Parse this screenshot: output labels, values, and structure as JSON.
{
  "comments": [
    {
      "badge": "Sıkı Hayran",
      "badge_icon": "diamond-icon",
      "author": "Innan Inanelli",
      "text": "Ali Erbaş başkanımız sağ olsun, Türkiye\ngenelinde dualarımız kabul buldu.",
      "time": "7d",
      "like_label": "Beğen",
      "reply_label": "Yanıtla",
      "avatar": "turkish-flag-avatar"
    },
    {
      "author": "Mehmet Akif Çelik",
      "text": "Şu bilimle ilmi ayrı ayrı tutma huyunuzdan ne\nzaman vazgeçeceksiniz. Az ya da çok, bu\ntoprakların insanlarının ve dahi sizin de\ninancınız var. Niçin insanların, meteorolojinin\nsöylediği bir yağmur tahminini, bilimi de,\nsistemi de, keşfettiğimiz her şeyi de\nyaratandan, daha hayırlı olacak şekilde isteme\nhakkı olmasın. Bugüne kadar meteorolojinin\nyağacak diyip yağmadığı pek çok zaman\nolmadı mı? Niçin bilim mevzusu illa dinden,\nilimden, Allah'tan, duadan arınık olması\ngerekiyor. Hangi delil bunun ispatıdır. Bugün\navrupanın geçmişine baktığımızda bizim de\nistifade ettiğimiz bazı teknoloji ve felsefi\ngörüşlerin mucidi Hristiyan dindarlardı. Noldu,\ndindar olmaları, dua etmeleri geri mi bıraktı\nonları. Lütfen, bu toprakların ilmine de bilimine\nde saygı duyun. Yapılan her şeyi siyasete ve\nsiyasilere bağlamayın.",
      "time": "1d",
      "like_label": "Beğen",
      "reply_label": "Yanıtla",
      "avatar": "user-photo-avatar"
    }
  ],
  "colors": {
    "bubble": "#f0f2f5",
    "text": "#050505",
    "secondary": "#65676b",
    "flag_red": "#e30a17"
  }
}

--- What you are asked to do ---
Give the complete listing a second time, exactly as it reads.

--- Response for this exercise ---
Parse this screenshot: output labels, values, and structure as JSON.
{
  "comments": [
    {
      "badge": "Sıkı Hayran",
      "badge_icon": "diamond-icon",
      "author": "Innan Inanelli",
      "text": "Ali Erbaş başkanımız sağ olsun, Türkiye\ngenelinde dualarımız kabul buldu.",
      "time": "7d",
      "like_label": "Beğen",
      "reply_label": "Yanıtla",
      "avatar": "turkish-flag-avatar"
    },
    {
      "author": "Mehmet Akif Çelik",
      "text": "Şu bilimle ilmi ayrı ayrı tutma huyunuzdan ne\nzaman vazgeçeceksiniz. Az ya da çok, bu\ntoprakların insanlarının ve dahi sizin de\ninancınız var. Niçin insanların, meteorolojinin\nsöylediği bir yağmur tahminini, bilimi de,\nsistemi de, keşfettiğimiz her şeyi de\nyaratandan, daha hayırlı olacak şekilde isteme\nhakkı olmasın. Bugüne kadar meteorolojinin\nyağacak diyip yağmadığı pek çok zaman\nolmadı mı? Niçin bilim mevzusu illa dinden,\nilimden, Allah'tan, duadan arınık olması\ngerekiyor. Hangi delil bunun ispatıdır. Bugün\navrupanın geçmişine baktığımızda bizim de\nistifade ettiğimiz bazı teknoloji ve felsefi\ngörüşlerin mucidi Hristiyan dindarlardı. Noldu,\ndindar olmaları, dua etmeleri geri mi bıraktı\nonları. Lütfen, bu toprakların ilmine de bilimine\nde saygı duyun. Yapılan her şeyi siyasete ve\nsiyasilere bağlamayın.",
      "time": "1d",
      "like_label": "Beğen",
      "reply_label": "Yanıtla",
      "avatar": "user-photo-avatar"
    }
  ],
  "colors": {
    "bubble": "#f0f2f5",
    "text": "#050505",
    "secondary": "#65676b",
    "flag_red": "#e30a17"
  }
}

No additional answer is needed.